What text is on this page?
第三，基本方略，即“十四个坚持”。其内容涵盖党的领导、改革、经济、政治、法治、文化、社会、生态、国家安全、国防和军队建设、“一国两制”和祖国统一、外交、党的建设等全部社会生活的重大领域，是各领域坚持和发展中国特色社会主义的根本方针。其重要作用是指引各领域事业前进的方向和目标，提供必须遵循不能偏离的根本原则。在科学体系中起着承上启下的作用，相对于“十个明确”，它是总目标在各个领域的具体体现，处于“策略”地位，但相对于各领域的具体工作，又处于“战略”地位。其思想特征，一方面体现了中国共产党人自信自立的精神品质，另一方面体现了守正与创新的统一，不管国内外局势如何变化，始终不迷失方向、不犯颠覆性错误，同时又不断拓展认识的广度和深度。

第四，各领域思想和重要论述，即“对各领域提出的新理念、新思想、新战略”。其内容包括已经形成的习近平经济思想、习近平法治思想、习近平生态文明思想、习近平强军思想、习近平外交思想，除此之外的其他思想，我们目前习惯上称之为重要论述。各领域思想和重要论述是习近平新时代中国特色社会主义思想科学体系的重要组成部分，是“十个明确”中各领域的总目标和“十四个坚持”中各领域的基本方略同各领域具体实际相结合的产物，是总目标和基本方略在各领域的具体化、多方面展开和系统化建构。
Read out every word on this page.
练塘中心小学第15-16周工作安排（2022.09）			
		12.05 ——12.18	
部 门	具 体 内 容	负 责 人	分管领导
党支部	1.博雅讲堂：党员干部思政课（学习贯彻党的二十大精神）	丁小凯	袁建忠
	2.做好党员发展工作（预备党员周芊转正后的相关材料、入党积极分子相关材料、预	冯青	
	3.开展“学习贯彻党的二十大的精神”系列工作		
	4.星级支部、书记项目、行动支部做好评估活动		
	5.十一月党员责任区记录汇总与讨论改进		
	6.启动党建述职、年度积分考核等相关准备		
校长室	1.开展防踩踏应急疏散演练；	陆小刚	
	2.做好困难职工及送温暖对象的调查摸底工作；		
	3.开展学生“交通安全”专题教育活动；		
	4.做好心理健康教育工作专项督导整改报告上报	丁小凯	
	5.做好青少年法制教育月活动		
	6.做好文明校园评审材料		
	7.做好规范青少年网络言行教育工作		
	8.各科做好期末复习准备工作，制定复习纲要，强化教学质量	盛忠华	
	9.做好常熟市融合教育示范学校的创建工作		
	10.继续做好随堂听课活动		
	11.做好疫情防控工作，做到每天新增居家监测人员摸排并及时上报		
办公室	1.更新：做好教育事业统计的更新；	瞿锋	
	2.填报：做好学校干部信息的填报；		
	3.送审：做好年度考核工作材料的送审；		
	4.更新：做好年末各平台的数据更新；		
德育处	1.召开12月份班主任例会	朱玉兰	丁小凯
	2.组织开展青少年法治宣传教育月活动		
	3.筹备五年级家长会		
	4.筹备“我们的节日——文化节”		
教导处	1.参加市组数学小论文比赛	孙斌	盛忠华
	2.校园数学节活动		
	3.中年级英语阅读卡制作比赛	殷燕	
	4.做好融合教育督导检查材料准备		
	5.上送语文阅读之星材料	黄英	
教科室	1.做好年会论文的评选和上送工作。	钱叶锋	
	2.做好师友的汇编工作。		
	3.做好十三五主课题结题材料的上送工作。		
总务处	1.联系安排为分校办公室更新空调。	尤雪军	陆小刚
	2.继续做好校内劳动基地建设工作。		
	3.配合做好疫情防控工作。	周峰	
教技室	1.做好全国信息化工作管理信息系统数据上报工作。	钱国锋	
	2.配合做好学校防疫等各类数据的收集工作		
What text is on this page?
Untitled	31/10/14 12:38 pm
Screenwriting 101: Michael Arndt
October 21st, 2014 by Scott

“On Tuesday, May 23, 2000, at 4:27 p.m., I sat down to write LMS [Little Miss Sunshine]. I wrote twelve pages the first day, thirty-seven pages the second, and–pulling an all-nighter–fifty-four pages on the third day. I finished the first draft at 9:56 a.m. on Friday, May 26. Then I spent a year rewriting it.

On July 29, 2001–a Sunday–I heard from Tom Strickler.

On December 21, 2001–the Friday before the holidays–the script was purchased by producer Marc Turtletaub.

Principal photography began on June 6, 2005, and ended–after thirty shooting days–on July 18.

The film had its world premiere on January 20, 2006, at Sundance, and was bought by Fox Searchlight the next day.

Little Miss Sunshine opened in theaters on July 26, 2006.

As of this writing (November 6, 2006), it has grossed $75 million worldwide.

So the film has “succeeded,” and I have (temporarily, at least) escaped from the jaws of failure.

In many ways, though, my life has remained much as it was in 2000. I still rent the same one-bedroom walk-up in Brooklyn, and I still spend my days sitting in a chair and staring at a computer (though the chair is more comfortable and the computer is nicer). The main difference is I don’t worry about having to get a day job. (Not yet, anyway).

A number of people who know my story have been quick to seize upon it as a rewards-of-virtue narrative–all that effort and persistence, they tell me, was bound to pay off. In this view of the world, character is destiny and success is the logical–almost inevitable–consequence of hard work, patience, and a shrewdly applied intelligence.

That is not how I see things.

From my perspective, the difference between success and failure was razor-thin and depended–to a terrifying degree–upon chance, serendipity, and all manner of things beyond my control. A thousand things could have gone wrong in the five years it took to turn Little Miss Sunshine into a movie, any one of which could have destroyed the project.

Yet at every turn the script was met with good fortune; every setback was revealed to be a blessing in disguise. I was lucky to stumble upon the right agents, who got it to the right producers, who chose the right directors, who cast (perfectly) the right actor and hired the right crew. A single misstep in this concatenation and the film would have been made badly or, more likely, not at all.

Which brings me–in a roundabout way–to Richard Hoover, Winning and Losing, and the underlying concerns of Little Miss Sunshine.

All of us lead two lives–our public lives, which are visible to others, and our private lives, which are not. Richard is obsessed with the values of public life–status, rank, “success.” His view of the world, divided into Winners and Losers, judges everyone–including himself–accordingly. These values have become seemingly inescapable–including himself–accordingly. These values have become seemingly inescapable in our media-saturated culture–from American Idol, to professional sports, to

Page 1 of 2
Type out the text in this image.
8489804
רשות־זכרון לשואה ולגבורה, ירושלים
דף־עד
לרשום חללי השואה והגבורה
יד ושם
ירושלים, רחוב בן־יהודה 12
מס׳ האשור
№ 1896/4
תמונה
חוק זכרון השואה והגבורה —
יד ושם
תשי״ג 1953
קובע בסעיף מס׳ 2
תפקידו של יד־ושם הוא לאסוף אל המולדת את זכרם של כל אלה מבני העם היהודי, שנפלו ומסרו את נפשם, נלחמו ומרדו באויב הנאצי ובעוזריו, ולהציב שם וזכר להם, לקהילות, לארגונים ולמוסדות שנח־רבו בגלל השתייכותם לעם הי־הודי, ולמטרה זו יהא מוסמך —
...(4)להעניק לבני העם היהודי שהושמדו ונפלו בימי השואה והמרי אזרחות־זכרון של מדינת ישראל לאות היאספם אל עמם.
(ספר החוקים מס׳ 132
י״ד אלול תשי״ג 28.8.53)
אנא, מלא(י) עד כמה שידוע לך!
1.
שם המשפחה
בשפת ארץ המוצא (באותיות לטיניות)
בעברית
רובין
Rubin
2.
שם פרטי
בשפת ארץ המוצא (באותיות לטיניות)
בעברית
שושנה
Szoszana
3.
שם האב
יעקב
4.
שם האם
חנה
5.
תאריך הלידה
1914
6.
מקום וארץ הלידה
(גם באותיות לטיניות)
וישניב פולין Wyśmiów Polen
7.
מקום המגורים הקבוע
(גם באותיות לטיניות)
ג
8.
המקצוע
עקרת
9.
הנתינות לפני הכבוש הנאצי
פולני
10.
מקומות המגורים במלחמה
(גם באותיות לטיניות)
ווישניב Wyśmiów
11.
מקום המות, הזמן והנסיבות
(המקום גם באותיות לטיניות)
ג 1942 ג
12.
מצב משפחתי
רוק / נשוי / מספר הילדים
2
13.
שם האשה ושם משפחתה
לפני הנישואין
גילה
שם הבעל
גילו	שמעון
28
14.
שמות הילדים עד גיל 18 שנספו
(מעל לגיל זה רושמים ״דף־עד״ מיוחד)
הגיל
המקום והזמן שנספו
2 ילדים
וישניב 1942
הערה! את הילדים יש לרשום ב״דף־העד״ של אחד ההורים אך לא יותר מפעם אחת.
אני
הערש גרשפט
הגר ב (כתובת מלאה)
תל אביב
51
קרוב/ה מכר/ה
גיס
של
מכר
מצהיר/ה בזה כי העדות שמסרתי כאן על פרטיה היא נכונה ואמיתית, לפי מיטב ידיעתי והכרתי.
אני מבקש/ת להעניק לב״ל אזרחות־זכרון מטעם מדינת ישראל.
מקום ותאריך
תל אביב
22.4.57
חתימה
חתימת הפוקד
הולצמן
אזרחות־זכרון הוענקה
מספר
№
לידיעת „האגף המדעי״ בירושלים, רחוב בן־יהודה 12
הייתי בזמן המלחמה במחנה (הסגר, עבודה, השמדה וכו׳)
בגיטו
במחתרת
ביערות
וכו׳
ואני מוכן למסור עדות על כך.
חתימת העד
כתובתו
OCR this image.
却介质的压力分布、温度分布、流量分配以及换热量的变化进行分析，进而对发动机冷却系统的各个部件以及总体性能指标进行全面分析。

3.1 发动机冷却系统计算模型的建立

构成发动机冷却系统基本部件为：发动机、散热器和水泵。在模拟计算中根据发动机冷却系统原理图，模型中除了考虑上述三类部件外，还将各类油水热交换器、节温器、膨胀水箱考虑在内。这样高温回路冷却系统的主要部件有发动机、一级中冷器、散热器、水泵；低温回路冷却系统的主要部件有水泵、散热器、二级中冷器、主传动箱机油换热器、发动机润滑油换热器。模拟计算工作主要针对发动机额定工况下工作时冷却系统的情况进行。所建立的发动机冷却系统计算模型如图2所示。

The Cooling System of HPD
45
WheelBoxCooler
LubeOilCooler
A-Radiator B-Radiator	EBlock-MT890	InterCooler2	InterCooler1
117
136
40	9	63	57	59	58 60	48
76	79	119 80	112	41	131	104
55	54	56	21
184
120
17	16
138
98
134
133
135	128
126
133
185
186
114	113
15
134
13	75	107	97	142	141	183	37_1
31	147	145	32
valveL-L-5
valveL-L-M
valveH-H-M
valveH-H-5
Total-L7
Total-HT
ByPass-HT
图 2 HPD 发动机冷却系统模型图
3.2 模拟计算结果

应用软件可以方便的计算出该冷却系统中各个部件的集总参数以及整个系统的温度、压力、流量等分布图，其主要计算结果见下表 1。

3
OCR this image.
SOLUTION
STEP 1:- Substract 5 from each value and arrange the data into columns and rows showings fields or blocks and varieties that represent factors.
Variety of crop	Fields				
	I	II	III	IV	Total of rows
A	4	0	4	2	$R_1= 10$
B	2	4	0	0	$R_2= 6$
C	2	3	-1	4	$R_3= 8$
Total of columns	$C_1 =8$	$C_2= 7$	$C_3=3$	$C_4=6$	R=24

Exercise requirements: Pick out lines containing the word "המגורים", each one as written.

The result:
מקום המגורים הקבוע
מקומות המגורים במלחמה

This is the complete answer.